-------- Records for this task --------

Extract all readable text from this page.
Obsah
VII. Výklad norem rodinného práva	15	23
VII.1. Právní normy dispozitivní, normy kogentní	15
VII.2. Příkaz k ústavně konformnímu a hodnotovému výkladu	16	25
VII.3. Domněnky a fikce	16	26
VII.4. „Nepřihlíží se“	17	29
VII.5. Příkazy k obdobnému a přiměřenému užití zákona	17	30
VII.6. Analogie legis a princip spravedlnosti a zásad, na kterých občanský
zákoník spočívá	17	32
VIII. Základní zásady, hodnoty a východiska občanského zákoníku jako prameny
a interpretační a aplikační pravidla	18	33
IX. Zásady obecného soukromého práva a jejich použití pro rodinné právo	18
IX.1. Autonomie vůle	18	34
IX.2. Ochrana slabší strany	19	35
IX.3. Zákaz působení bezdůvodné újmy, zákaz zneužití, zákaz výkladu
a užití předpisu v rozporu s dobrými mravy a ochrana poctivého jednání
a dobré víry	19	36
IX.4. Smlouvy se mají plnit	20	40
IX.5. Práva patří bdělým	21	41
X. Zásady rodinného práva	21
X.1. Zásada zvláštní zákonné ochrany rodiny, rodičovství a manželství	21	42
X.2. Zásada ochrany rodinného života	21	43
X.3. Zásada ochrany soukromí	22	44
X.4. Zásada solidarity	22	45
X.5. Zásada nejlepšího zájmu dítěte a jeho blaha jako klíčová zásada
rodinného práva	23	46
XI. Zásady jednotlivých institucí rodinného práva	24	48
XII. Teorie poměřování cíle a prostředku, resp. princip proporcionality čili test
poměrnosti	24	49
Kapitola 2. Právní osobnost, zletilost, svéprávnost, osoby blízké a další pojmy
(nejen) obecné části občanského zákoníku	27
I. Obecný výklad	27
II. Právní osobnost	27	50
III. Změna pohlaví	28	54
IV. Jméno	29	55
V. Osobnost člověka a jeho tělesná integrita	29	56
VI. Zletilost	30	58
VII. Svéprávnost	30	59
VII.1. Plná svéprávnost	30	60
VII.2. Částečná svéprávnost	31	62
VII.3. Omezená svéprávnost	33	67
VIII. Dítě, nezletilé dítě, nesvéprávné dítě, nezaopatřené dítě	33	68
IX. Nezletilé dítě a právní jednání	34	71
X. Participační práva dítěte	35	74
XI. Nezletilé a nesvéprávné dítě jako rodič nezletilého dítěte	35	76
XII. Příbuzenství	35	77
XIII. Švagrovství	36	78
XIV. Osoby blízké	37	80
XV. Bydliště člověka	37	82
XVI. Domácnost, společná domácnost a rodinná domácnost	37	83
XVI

--------

Instructions for the task: Please repeat the listing above in full and exactly.

Solution to this exercise:
Extract all readable text from this page.
Obsah
VII. Výklad norem rodinného práva	15	23
VII.1. Právní normy dispozitivní, normy kogentní	15
VII.2. Příkaz k ústavně konformnímu a hodnotovému výkladu	16	25
VII.3. Domněnky a fikce	16	26
VII.4. „Nepřihlíží se“	17	29
VII.5. Příkazy k obdobnému a přiměřenému užití zákona	17	30
VII.6. Analogie legis a princip spravedlnosti a zásad, na kterých občanský
zákoník spočívá	17	32
VIII. Základní zásady, hodnoty a východiska občanského zákoníku jako prameny
a interpretační a aplikační pravidla	18	33
IX. Zásady obecného soukromého práva a jejich použití pro rodinné právo	18
IX.1. Autonomie vůle	18	34
IX.2. Ochrana slabší strany	19	35
IX.3. Zákaz působení bezdůvodné újmy, zákaz zneužití, zákaz výkladu
a užití předpisu v rozporu s dobrými mravy a ochrana poctivého jednání
a dobré víry	19	36
IX.4. Smlouvy se mají plnit	20	40
IX.5. Práva patří bdělým	21	41
X. Zásady rodinného práva	21
X.1. Zásada zvláštní zákonné ochrany rodiny, rodičovství a manželství	21	42
X.2. Zásada ochrany rodinného života	21	43
X.3. Zásada ochrany soukromí	22	44
X.4. Zásada solidarity	22	45
X.5. Zásada nejlepšího zájmu dítěte a jeho blaha jako klíčová zásada
rodinného práva	23	46
XI. Zásady jednotlivých institucí rodinného práva	24	48
XII. Teorie poměřování cíle a prostředku, resp. princip proporcionality čili test
poměrnosti	24	49
Kapitola 2. Právní osobnost, zletilost, svéprávnost, osoby blízké a další pojmy
(nejen) obecné části občanského zákoníku	27
I. Obecný výklad	27
II. Právní osobnost	27	50
III. Změna pohlaví	28	54
IV. Jméno	29	55
V. Osobnost člověka a jeho tělesná integrita	29	56
VI. Zletilost	30	58
VII. Svéprávnost	30	59
VII.1. Plná svéprávnost	30	60
VII.2. Částečná svéprávnost	31	62
VII.3. Omezená svéprávnost	33	67
VIII. Dítě, nezletilé dítě, nesvéprávné dítě, nezaopatřené dítě	33	68
IX. Nezletilé dítě a právní jednání	34	71
X. Participační práva dítěte	35	74
XI. Nezletilé a nesvéprávné dítě jako rodič nezletilého dítěte	35	76
XII. Příbuzenství	35	77
XIII. Švagrovství	36	78
XIV. Osoby blízké	37	80
XV. Bydliště člověka	37	82
XVI. Domácnost, společná domácnost a rodinná domácnost	37	83
XVI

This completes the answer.